THE DATA:
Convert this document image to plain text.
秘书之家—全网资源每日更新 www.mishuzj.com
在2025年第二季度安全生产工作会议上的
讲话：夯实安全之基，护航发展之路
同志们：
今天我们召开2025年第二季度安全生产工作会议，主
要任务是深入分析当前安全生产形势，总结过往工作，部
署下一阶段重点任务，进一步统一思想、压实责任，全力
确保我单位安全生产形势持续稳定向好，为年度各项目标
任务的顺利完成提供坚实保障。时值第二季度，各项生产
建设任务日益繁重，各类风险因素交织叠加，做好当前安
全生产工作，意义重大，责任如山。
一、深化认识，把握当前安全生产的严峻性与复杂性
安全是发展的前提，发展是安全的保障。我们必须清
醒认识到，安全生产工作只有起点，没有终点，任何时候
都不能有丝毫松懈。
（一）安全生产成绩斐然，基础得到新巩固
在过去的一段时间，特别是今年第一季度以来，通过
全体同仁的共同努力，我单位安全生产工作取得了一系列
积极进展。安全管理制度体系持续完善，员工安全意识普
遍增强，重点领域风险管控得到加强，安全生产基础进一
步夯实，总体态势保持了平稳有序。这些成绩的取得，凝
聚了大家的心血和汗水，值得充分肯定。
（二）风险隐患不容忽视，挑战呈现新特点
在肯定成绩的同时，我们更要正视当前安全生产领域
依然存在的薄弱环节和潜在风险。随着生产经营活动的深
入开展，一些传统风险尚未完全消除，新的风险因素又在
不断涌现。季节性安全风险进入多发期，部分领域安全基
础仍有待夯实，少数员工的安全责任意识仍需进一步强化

GOAL OF THE EXERCISE:
Extract the full listing and reproduce each line exactly.

ANSWER TO THIS PROBLEM:
Convert this document image to plain text.
秘书之家—全网资源每日更新 www.mishuzj.com
在2025年第二季度安全生产工作会议上的
讲话：夯实安全之基，护航发展之路
同志们：
今天我们召开2025年第二季度安全生产工作会议，主
要任务是深入分析当前安全生产形势，总结过往工作，部
署下一阶段重点任务，进一步统一思想、压实责任，全力
确保我单位安全生产形势持续稳定向好，为年度各项目标
任务的顺利完成提供坚实保障。时值第二季度，各项生产
建设任务日益繁重，各类风险因素交织叠加，做好当前安
全生产工作，意义重大，责任如山。
一、深化认识，把握当前安全生产的严峻性与复杂性
安全是发展的前提，发展是安全的保障。我们必须清
醒认识到，安全生产工作只有起点，没有终点，任何时候
都不能有丝毫松懈。
（一）安全生产成绩斐然，基础得到新巩固
在过去的一段时间，特别是今年第一季度以来，通过
全体同仁的共同努力，我单位安全生产工作取得了一系列
积极进展。安全管理制度体系持续完善，员工安全意识普
遍增强，重点领域风险管控得到加强，安全生产基础进一
步夯实，总体态势保持了平稳有序。这些成绩的取得，凝
聚了大家的心血和汗水，值得充分肯定。
（二）风险隐患不容忽视，挑战呈现新特点
在肯定成绩的同时，我们更要正视当前安全生产领域
依然存在的薄弱环节和潜在风险。随着生产经营活动的深
入开展，一些传统风险尚未完全消除，新的风险因素又在
不断涌现。季节性安全风险进入多发期，部分领域安全基
础仍有待夯实，少数员工的安全责任意识仍需进一步强化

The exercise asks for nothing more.